╭─ Dataset records
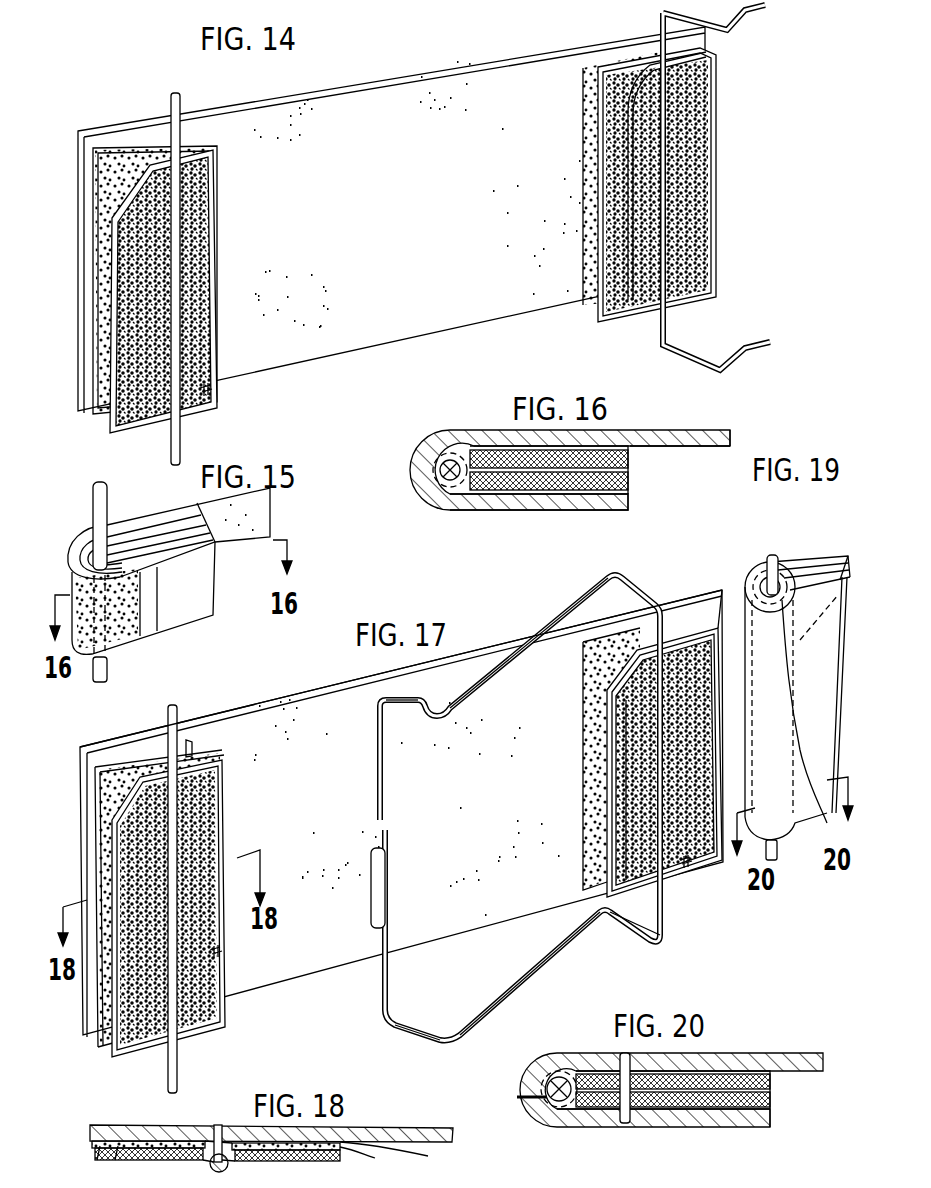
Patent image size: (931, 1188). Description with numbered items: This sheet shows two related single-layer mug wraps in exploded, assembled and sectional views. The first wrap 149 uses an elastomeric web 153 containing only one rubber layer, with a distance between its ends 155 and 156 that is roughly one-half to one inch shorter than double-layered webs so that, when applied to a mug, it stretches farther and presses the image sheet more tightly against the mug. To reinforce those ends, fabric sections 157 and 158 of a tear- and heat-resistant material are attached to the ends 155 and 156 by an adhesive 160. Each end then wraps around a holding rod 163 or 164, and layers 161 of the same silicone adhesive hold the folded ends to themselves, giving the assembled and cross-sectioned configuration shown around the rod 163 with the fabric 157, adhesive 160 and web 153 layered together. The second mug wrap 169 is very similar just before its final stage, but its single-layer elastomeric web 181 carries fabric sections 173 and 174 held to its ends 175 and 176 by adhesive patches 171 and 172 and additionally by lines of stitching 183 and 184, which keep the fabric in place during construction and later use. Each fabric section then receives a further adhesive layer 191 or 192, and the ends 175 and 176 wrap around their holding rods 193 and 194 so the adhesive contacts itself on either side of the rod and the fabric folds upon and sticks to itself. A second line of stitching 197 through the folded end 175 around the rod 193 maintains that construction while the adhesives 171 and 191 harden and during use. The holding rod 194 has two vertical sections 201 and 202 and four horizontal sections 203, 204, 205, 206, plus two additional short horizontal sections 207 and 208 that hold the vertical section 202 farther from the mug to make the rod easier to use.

In FIG. 14, the wrap 149 is at (318, 76).
In FIG. 15, the wrap 149 is at (58, 570).
In FIG. 16, the wrap 149 is at (634, 425).
In FIG. 14, the elastomeric web 153 is at (398, 334).
In FIG. 15, the elastomeric web 153 is at (262, 511).
In FIG. 16, the elastomeric web 153 is at (697, 424).
In FIG. 14, the end 155 is at (80, 342).
In FIG. 15, the end 155 is at (188, 504).
In FIG. 16, the end 155 is at (520, 511).
In FIG. 14, the end 156 is at (716, 174).
In FIG. 14, the fabric section 157 is at (214, 250).
In FIG. 16, the fabric section 157 is at (632, 455).
In FIG. 14, the fabric section 158 is at (713, 68).
In FIG. 14, the adhesive 160 is at (114, 148).
In FIG. 15, the adhesive 160 is at (153, 637).
In FIG. 16, the adhesive 160 is at (628, 485).
In FIG. 14, the adhesive layers 161 is at (212, 337).
In FIG. 14, the holding rod 163 is at (172, 92).
In FIG. 15, the holding rod 163 is at (95, 503).
In FIG. 16, the holding rod 163 is at (448, 486).
In FIG. 14, the holding rod 164 is at (750, 24).
In FIG. 19, the mug wrap 169 is at (793, 848).
In FIG. 17, the mug wrap 169 is at (347, 676).
In FIG. 18, the mug wrap 169 is at (350, 1120).
In FIG. 20, the mug wrap 169 is at (740, 1046).
In FIG. 19, the adhesive patch 171 is at (803, 565).
In FIG. 17, the adhesive patch 171 is at (104, 783).
In FIG. 18, the adhesive patch 171 is at (401, 1157).
In FIG. 20, the adhesive patch 171 is at (564, 1120).
In FIG. 17, the adhesive patch 172 is at (593, 667).
In FIG. 19, the fabric section 173 is at (828, 808).
In FIG. 17, the fabric section 173 is at (226, 766).
In FIG. 18, the fabric section 173 is at (372, 1159).
In FIG. 20, the fabric section 173 is at (664, 1106).
In FIG. 17, the fabric section 174 is at (637, 767).
In FIG. 19, the end 175 is at (848, 557).
In FIG. 17, the end 175 is at (96, 850).
In FIG. 18, the end 175 is at (95, 1126).
In FIG. 20, the end 175 is at (708, 1118).
In FIG. 17, the end 176 is at (707, 600).
In FIG. 19, the elastomeric web 181 is at (827, 557).
In FIG. 17, the elastomeric web 181 is at (348, 770).
In FIG. 18, the elastomeric web 181 is at (393, 1130).
In FIG. 20, the elastomeric web 181 is at (782, 1072).
In FIG. 19, the line of stitching 183 is at (750, 592).
In FIG. 17, the line of stitching 183 is at (147, 1030).
In FIG. 18, the line of stitching 183 is at (219, 1125).
In FIG. 20, the line of stitching 183 is at (518, 1095).
In FIG. 17, the line of stitching 184 is at (690, 868).
In FIG. 17, the adhesive layer 191 is at (222, 880).
In FIG. 18, the adhesive layer 191 is at (115, 1140).
In FIG. 20, the adhesive layer 191 is at (773, 1094).
In FIG. 17, the adhesive layer 192 is at (575, 822).
In FIG. 19, the holding rod 193 is at (770, 553).
In FIG. 17, the holding rod 193 is at (205, 696).
In FIG. 18, the holding rod 193 is at (195, 1142).
In FIG. 20, the holding rod 193 is at (548, 1118).
In FIG. 17, the holding rod 194 is at (492, 668).
In FIG. 19, the second line of stitching 197 is at (845, 557).
In FIG. 20, the second line of stitching 197 is at (624, 1122).
In FIG. 17, the vertical section 201 is at (655, 872).
In FIG. 17, the vertical section 202 is at (388, 850).
In FIG. 17, the horizontal section 203 is at (657, 602).
In FIG. 17, the horizontal section 204 is at (574, 603).
In FIG. 17, the horizontal section 205 is at (632, 926).
In FIG. 17, the horizontal section 206 is at (520, 982).
In FIG. 17, the short horizontal section 207 is at (430, 696).
In FIG. 17, the short horizontal section 208 is at (408, 1036).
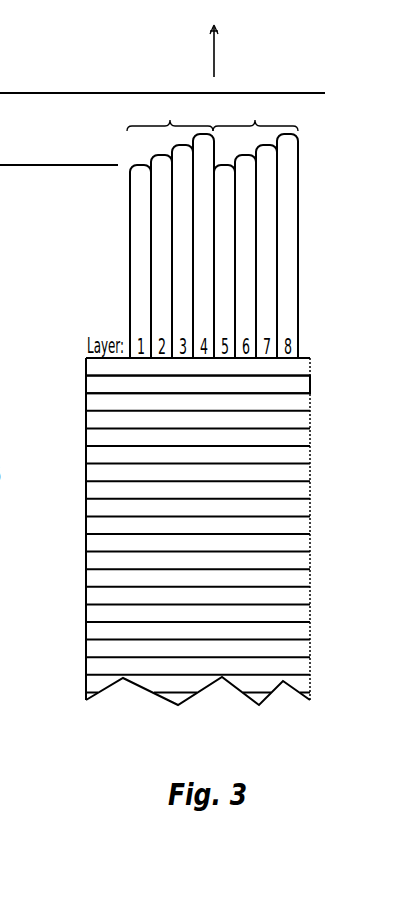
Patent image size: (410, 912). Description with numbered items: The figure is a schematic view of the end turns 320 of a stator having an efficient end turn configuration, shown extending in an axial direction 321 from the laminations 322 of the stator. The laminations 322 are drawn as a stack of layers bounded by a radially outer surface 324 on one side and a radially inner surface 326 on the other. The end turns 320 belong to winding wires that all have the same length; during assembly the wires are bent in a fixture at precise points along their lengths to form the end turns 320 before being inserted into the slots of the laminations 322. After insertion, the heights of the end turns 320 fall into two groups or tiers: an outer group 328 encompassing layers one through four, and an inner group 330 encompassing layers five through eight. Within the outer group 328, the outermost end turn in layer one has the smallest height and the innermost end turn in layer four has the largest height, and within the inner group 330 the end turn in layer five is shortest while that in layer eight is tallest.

The end turns 320 is at (140, 80).
The axial direction 321 is at (214, 57).
The laminations 322 is at (297, 384).
The radially outer surface 324 is at (86, 550).
The radially inner surface 326 is at (310, 537).
The outer group 328 is at (170, 228).
The inner group 330 is at (255, 228).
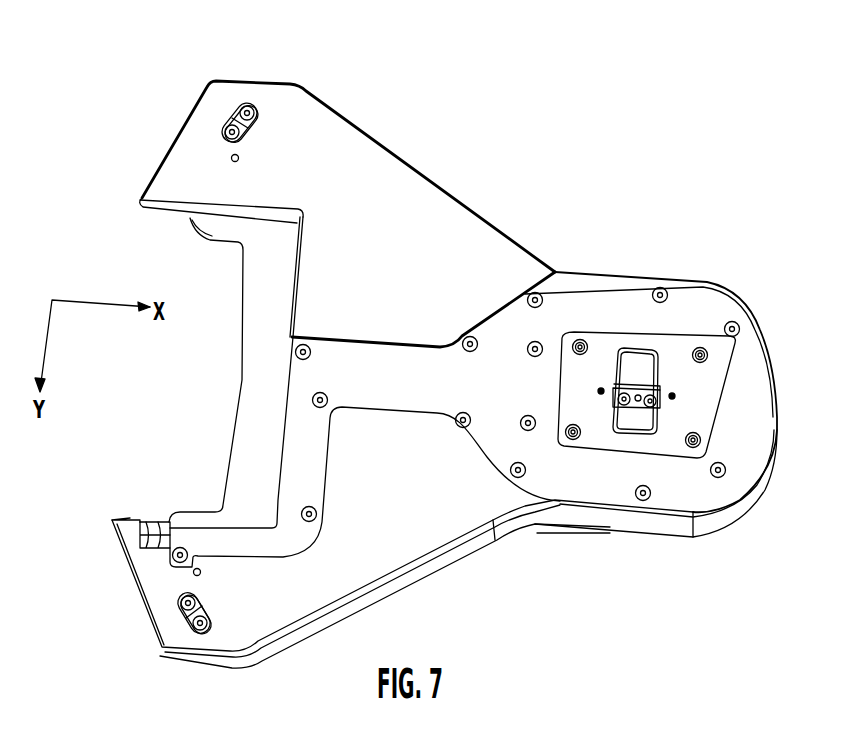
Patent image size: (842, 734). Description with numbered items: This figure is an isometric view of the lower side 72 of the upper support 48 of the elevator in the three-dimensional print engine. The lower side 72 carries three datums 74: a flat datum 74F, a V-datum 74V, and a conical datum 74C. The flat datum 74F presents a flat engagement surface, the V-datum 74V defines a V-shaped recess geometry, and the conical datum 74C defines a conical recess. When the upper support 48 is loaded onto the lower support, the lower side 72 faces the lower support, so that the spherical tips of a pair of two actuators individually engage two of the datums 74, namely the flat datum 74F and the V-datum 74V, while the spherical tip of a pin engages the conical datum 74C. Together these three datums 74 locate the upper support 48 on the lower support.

The lower side 72 is at (472, 272).
The upper support 48 is at (602, 212).
The datums 74 is at (396, 368).
The flat datum 74F is at (230, 122).
The V-datum 74V is at (187, 618).
The conical datum 74C is at (640, 398).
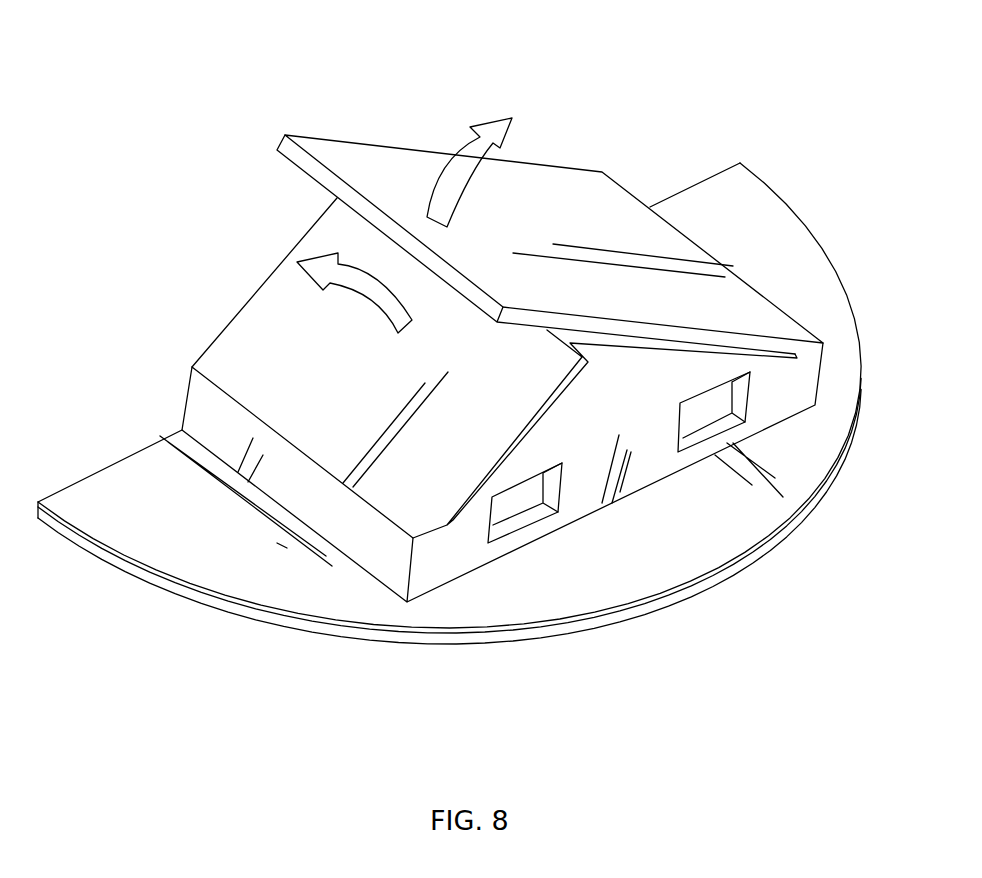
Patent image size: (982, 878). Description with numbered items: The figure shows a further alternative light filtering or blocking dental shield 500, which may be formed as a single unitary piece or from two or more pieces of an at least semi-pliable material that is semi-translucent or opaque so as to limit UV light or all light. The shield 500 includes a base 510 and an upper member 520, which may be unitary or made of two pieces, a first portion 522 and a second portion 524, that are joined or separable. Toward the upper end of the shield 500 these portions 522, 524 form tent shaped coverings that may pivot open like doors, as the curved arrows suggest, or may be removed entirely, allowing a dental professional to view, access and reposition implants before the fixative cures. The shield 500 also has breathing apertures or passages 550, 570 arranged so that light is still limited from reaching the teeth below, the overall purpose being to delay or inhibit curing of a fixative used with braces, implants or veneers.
╰─
▸ What is expected: Reproduce verbatim the part of the records above that opens with the line containing "Patent image size: (410, 912)." and closes with the line containing "The inner group 330 is at (255, 228).", both included.

▸ Task result:
Patent image size: (410, 912). Description with numbered items: The figure is a schematic view of the end turns 320 of a stator having an efficient end turn configuration, shown extending in an axial direction 321 from the laminations 322 of the stator. The laminations 322 are drawn as a stack of layers bounded by a radially outer surface 324 on one side and a radially inner surface 326 on the other. The end turns 320 belong to winding wires that all have the same length; during assembly the wires are bent in a fixture at precise points along their lengths to form the end turns 320 before being inserted into the slots of the laminations 322. After insertion, the heights of the end turns 320 fall into two groups or tiers: an outer group 328 encompassing layers one through four, and an inner group 330 encompassing layers five through eight. Within the outer group 328, the outermost end turn in layer one has the smallest height and the innermost end turn in layer four has the largest height, and within the inner group 330 the end turn in layer five is shortest while that in layer eight is tallest.

The end turns 320 is at (140, 80).
The axial direction 321 is at (214, 57).
The laminations 322 is at (297, 384).
The radially outer surface 324 is at (86, 550).
The radially inner surface 326 is at (310, 537).
The outer group 328 is at (170, 228).
The inner group 330 is at (255, 228).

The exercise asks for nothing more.